(Records from a data collection)
=-=-=

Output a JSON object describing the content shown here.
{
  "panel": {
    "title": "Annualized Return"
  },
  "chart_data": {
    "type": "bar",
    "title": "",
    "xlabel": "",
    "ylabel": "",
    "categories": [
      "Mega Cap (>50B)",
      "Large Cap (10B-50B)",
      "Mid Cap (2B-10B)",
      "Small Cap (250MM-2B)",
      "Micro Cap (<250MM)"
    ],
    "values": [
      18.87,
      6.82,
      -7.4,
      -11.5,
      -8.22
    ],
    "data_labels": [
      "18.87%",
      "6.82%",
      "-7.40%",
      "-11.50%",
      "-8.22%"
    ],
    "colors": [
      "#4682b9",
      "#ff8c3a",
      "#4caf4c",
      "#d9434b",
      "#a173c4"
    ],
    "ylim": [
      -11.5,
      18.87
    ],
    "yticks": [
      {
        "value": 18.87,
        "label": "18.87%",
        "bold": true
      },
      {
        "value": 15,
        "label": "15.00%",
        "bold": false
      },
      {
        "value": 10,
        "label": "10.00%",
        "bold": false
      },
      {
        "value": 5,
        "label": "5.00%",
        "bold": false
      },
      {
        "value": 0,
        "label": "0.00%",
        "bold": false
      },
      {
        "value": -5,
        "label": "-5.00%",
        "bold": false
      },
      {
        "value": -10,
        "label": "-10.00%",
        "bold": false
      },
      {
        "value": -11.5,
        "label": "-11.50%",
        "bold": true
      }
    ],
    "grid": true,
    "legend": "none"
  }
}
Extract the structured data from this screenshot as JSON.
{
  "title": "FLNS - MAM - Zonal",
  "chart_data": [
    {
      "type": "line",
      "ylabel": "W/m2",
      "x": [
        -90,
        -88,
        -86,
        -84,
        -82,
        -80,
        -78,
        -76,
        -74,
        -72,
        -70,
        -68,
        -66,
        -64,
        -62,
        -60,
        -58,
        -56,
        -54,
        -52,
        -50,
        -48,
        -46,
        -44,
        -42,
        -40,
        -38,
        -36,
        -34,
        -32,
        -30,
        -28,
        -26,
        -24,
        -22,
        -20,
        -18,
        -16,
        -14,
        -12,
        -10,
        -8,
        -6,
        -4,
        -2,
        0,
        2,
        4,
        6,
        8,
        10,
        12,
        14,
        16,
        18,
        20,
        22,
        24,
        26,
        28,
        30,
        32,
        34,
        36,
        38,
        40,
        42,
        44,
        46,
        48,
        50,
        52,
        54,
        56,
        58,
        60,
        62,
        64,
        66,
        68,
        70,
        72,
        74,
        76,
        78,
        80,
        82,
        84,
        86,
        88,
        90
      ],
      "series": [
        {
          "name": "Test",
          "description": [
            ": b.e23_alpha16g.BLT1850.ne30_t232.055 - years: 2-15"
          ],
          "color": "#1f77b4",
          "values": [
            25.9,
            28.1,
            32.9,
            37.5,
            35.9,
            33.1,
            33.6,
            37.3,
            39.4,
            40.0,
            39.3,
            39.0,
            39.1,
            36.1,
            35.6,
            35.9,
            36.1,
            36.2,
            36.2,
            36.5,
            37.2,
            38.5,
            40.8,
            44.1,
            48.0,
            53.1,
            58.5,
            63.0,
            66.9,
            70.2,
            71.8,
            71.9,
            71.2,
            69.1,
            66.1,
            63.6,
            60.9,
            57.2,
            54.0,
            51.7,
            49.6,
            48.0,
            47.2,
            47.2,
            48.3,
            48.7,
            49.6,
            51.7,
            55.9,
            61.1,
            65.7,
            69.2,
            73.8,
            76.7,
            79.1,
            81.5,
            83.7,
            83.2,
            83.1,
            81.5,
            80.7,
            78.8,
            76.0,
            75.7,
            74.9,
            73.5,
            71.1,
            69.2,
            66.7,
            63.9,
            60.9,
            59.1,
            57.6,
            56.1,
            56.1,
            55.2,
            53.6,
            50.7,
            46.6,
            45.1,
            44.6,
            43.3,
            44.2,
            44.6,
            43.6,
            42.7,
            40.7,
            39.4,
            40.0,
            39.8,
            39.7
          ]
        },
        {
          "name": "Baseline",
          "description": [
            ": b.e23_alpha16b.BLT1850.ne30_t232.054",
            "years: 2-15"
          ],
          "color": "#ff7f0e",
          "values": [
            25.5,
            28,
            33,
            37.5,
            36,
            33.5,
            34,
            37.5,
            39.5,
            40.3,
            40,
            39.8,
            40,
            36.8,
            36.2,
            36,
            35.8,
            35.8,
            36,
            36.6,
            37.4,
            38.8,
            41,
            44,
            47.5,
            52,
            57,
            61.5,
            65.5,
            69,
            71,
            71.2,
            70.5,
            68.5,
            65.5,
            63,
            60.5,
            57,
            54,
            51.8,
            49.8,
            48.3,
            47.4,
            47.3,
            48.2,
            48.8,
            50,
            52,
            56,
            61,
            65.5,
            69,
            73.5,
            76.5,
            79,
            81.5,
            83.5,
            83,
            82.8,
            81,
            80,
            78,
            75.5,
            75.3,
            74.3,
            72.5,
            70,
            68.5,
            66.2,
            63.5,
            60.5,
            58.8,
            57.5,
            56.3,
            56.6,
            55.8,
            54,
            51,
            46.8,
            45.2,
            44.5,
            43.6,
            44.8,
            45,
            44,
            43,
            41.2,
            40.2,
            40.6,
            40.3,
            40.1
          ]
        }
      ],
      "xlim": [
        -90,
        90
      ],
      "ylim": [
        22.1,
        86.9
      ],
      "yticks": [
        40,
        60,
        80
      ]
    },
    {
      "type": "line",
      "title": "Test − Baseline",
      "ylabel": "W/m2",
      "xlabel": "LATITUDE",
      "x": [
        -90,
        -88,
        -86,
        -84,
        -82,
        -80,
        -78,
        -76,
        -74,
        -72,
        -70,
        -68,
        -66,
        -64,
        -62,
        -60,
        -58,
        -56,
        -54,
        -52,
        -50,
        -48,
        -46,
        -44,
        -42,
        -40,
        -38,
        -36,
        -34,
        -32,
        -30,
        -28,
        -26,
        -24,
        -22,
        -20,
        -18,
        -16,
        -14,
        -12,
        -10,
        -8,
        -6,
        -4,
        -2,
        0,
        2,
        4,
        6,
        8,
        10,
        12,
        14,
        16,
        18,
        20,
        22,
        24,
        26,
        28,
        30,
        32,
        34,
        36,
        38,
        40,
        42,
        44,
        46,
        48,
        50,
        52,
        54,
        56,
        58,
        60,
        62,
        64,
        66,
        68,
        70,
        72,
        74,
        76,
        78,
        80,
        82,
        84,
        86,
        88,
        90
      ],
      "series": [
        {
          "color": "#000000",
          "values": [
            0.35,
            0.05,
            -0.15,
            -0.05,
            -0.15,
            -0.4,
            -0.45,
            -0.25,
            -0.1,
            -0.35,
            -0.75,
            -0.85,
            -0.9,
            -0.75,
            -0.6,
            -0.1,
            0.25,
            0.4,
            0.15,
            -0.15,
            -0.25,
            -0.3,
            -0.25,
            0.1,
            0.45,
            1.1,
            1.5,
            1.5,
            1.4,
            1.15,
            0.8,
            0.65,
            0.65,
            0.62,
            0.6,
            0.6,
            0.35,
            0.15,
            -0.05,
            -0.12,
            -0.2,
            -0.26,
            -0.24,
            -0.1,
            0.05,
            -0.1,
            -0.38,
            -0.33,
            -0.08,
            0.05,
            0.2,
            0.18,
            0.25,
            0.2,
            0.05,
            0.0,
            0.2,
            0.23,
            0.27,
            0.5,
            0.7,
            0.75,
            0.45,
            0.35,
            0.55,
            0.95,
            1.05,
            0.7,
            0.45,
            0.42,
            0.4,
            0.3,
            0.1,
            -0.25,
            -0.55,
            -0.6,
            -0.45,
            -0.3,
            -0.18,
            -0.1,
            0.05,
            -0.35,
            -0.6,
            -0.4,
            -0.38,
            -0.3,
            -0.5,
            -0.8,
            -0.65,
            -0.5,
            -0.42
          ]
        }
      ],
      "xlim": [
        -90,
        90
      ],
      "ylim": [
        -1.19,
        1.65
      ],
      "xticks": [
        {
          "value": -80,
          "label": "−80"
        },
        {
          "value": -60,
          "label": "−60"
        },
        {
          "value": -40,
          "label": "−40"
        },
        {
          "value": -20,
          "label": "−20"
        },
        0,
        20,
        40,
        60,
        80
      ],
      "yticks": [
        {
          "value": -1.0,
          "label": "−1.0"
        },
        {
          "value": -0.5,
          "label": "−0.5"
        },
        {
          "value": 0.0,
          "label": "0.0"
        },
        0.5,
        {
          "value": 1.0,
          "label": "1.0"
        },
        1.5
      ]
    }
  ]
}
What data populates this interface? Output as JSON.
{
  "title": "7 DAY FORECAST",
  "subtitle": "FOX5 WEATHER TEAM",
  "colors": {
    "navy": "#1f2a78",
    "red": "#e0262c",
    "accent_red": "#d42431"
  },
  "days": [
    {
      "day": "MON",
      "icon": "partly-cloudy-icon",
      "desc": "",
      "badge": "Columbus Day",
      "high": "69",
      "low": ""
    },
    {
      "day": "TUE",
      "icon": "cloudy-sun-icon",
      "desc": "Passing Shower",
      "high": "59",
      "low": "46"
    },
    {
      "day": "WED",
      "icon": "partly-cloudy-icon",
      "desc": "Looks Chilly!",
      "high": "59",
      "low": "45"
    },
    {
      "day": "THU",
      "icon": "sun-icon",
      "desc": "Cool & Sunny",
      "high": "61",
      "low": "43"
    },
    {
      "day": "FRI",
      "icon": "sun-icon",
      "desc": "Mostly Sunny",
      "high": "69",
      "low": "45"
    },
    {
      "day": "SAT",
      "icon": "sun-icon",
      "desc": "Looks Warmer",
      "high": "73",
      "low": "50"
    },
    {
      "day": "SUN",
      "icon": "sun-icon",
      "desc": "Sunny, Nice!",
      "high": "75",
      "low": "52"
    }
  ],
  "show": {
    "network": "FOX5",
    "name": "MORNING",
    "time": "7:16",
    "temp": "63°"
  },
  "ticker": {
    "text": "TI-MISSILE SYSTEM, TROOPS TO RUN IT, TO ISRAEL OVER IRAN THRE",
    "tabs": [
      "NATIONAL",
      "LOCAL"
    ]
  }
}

=-=-=

### WORK REQUIRED
Only the lines from the one containing "What data populates" to the end of the records should be repeated, exactly as they appear.

### ANSWER FOR THE TASK
What data populates this interface? Output as JSON.
{
  "title": "7 DAY FORECAST",
  "subtitle": "FOX5 WEATHER TEAM",
  "colors": {
    "navy": "#1f2a78",
    "red": "#e0262c",
    "accent_red": "#d42431"
  },
  "days": [
    {
      "day": "MON",
      "icon": "partly-cloudy-icon",
      "desc": "",
      "badge": "Columbus Day",
      "high": "69",
      "low": ""
    },
    {
      "day": "TUE",
      "icon": "cloudy-sun-icon",
      "desc": "Passing Shower",
      "high": "59",
      "low": "46"
    },
    {
      "day": "WED",
      "icon": "partly-cloudy-icon",
      "desc": "Looks Chilly!",
      "high": "59",
      "low": "45"
    },
    {
      "day": "THU",
      "icon": "sun-icon",
      "desc": "Cool & Sunny",
      "high": "61",
      "low": "43"
    },
    {
      "day": "FRI",
      "icon": "sun-icon",
      "desc": "Mostly Sunny",
      "high": "69",
      "low": "45"
    },
    {
      "day": "SAT",
      "icon": "sun-icon",
      "desc": "Looks Warmer",
      "high": "73",
      "low": "50"
    },
    {
      "day": "SUN",
      "icon": "sun-icon",
      "desc": "Sunny, Nice!",
      "high": "75",
      "low": "52"
    }
  ],
  "show": {
    "network": "FOX5",
    "name": "MORNING",
    "time": "7:16",
    "temp": "63°"
  },
  "ticker": {
    "text": "TI-MISSILE SYSTEM, TROOPS TO RUN IT, TO ISRAEL OVER IRAN THRE",
    "tabs": [
      "NATIONAL",
      "LOCAL"
    ]
  }
}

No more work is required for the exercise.